[Entries for labeled regions]

>>

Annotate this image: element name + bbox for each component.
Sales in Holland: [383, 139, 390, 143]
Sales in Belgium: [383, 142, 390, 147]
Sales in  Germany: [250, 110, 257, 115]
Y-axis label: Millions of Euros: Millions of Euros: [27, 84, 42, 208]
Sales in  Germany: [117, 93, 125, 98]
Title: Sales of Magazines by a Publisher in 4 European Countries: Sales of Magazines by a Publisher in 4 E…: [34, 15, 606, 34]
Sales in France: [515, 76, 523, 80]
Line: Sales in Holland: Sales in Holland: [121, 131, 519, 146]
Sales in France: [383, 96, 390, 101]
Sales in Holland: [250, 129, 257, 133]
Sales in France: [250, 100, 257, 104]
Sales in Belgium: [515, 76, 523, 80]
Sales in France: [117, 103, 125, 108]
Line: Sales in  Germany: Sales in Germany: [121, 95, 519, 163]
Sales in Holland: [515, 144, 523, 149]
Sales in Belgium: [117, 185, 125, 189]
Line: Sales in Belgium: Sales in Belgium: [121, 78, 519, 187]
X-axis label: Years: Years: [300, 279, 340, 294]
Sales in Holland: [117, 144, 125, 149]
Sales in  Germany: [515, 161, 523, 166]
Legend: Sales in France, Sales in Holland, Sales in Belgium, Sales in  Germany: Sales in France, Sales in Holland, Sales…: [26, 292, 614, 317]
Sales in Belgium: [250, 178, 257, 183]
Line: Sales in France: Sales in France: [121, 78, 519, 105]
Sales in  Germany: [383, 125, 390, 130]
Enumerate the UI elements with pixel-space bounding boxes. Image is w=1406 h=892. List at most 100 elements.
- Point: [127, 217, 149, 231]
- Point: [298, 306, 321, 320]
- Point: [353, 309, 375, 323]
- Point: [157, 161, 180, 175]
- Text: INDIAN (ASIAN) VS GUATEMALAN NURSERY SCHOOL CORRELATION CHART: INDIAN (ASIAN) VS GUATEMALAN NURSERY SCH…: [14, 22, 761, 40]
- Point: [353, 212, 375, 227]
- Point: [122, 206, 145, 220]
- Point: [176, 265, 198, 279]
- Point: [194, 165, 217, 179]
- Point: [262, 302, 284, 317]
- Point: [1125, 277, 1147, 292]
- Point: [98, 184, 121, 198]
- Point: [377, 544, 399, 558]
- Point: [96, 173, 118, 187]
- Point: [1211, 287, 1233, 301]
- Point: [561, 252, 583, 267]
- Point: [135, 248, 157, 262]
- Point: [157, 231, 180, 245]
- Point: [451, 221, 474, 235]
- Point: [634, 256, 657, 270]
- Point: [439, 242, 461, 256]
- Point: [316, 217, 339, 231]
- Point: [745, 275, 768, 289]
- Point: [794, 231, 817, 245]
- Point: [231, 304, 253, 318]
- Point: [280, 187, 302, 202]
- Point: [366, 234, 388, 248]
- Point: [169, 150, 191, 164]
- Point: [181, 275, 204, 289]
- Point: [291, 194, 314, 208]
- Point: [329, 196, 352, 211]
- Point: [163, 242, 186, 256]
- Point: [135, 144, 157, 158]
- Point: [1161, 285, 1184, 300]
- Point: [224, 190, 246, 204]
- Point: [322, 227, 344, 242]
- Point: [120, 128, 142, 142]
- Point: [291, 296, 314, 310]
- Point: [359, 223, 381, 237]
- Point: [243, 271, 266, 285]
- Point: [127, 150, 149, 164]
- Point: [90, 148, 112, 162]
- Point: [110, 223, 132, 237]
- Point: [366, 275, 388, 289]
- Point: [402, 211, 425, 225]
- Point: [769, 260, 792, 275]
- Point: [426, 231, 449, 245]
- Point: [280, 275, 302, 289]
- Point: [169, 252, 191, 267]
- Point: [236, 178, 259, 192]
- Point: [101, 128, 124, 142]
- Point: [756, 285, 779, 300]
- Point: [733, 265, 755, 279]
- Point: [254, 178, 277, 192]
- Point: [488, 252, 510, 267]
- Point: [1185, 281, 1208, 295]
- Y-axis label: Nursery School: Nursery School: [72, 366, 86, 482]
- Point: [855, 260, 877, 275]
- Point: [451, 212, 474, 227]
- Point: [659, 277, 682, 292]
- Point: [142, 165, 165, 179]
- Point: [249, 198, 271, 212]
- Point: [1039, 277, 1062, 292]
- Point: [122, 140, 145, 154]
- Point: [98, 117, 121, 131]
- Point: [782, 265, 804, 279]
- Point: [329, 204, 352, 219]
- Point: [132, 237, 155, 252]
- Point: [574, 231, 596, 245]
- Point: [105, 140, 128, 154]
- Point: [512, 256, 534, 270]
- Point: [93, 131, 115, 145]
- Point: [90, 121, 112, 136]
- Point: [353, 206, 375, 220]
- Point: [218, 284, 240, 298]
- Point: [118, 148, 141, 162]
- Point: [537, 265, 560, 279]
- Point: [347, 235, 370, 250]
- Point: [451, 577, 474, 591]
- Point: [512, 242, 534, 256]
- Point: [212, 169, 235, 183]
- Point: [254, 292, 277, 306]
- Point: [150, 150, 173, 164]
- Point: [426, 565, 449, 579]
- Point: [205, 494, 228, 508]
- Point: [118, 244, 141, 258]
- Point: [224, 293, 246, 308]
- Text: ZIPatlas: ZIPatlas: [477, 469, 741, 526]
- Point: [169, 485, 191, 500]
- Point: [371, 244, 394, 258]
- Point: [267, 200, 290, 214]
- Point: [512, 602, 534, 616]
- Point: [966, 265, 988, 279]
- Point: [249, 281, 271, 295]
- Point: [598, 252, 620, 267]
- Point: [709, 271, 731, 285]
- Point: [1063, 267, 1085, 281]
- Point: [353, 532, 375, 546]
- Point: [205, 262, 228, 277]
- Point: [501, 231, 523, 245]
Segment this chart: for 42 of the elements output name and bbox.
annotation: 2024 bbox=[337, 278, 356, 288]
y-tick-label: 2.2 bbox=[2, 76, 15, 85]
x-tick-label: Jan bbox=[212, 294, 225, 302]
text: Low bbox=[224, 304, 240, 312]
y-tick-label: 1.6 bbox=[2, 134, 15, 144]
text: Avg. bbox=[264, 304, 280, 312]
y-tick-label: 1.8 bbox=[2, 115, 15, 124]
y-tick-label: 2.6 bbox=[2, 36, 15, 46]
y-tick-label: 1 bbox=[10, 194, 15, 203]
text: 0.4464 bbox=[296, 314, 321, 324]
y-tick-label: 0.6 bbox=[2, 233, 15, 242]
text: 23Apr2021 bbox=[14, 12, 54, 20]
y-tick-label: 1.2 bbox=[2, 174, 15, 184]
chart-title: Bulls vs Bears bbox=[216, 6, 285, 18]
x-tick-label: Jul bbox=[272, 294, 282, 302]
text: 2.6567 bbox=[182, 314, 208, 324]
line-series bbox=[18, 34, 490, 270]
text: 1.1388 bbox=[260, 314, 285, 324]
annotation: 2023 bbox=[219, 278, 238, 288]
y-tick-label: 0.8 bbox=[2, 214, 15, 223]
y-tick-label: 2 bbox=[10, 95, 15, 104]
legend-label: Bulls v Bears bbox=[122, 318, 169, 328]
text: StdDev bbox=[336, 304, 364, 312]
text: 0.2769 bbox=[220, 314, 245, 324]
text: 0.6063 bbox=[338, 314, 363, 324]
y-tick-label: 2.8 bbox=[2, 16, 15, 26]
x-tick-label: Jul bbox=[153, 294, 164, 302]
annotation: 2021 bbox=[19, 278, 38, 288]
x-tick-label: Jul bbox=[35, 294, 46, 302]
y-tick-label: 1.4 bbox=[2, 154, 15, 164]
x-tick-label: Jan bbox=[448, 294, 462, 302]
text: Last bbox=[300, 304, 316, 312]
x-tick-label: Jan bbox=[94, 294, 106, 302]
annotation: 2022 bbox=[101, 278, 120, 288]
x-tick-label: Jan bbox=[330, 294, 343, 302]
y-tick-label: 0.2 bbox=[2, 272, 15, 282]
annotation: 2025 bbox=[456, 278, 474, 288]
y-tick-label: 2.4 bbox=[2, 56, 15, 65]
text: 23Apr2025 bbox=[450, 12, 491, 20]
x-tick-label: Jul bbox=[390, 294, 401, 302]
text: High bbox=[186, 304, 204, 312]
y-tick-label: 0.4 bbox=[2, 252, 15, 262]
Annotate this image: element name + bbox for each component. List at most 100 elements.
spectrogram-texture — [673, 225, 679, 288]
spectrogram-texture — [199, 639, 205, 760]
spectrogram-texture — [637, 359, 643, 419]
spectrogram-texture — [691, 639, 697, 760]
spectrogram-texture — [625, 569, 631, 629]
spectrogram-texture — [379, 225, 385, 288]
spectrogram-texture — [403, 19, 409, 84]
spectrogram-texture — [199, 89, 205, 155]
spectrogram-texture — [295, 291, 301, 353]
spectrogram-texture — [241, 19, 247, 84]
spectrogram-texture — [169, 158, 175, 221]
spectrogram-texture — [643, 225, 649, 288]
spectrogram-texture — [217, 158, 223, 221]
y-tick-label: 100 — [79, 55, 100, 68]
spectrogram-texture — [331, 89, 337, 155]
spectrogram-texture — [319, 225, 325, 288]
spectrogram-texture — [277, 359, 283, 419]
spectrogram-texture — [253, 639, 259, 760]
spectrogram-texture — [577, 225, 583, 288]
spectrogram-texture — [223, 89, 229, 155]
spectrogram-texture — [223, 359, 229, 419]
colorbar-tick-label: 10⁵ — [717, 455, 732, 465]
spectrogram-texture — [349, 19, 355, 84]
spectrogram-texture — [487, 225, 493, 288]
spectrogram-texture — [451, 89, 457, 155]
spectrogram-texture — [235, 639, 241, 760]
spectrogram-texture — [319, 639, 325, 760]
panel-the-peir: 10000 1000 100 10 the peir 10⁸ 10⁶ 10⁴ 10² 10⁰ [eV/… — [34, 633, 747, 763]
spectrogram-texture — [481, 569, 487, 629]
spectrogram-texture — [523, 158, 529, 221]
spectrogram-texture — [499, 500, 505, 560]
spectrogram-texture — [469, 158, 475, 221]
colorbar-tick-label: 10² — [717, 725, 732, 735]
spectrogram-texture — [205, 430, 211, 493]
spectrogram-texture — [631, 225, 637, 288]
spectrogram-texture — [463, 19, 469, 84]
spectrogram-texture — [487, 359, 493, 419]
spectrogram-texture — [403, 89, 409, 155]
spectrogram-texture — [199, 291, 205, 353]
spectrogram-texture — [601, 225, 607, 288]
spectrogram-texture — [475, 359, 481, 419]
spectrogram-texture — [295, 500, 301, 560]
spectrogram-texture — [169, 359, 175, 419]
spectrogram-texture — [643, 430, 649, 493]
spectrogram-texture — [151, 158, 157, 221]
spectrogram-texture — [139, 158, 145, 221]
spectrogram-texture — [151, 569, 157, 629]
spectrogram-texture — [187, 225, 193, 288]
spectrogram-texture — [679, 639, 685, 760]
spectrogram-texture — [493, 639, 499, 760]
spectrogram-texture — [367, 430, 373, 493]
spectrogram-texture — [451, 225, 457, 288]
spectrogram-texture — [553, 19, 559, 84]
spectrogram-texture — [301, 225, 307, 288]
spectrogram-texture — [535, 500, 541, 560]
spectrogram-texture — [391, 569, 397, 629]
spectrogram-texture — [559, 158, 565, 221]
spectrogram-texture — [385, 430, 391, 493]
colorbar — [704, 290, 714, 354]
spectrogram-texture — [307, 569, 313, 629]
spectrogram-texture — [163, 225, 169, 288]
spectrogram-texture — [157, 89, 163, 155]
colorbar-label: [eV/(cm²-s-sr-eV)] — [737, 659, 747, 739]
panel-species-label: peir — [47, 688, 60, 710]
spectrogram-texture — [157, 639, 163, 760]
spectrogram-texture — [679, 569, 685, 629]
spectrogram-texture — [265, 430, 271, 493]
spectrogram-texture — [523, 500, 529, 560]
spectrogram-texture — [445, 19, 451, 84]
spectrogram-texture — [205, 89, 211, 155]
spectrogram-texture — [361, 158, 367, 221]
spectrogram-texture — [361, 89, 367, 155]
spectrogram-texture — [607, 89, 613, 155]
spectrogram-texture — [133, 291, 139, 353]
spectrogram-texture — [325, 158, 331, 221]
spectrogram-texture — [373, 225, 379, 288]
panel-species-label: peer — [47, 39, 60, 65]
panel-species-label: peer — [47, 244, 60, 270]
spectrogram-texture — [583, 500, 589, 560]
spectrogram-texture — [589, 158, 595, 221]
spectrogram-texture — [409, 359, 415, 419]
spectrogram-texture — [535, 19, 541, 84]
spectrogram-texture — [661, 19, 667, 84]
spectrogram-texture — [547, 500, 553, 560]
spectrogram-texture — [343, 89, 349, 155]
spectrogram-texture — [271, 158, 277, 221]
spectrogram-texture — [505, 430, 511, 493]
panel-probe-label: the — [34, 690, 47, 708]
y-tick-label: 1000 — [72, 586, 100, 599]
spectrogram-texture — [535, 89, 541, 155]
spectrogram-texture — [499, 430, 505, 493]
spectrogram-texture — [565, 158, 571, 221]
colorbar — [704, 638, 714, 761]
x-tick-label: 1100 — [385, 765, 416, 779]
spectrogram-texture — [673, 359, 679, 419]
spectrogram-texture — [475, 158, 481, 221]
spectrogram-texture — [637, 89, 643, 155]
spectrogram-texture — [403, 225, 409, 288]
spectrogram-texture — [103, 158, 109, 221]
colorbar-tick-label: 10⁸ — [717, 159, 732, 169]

<<

= Instructions for the task =
Reproduce the records line for line without any change, starting at the first line of the records and ending at the line that contains "- Point: [157, 161, 180, 175]", with both of those lines included.

= Complete output =
Annotate this image: element name + bbox for each component.
Sales in Holland: [383, 139, 390, 143]
Sales in Belgium: [383, 142, 390, 147]
Sales in  Germany: [250, 110, 257, 115]
Y-axis label: Millions of Euros: Millions of Euros: [27, 84, 42, 208]
Sales in  Germany: [117, 93, 125, 98]
Title: Sales of Magazines by a Publisher in 4 European Countries: Sales of Magazines by a Publisher in 4 E…: [34, 15, 606, 34]
Sales in France: [515, 76, 523, 80]
Line: Sales in Holland: Sales in Holland: [121, 131, 519, 146]
Sales in France: [383, 96, 390, 101]
Sales in Holland: [250, 129, 257, 133]
Sales in France: [250, 100, 257, 104]
Sales in Belgium: [515, 76, 523, 80]
Sales in France: [117, 103, 125, 108]
Line: Sales in  Germany: Sales in Germany: [121, 95, 519, 163]
Sales in Holland: [515, 144, 523, 149]
Sales in Belgium: [117, 185, 125, 189]
Line: Sales in Belgium: Sales in Belgium: [121, 78, 519, 187]
X-axis label: Years: Years: [300, 279, 340, 294]
Sales in Holland: [117, 144, 125, 149]
Sales in  Germany: [515, 161, 523, 166]
Legend: Sales in France, Sales in Holland, Sales in Belgium, Sales in  Germany: Sales in France, Sales in Holland, Sales…: [26, 292, 614, 317]
Sales in Belgium: [250, 178, 257, 183]
Line: Sales in France: Sales in France: [121, 78, 519, 105]
Sales in  Germany: [383, 125, 390, 130]
Enumerate the UI elements with pixel-space bounding boxes. Image is w=1406 h=892. List at most 100 elements.
- Point: [127, 217, 149, 231]
- Point: [298, 306, 321, 320]
- Point: [353, 309, 375, 323]
- Point: [157, 161, 180, 175]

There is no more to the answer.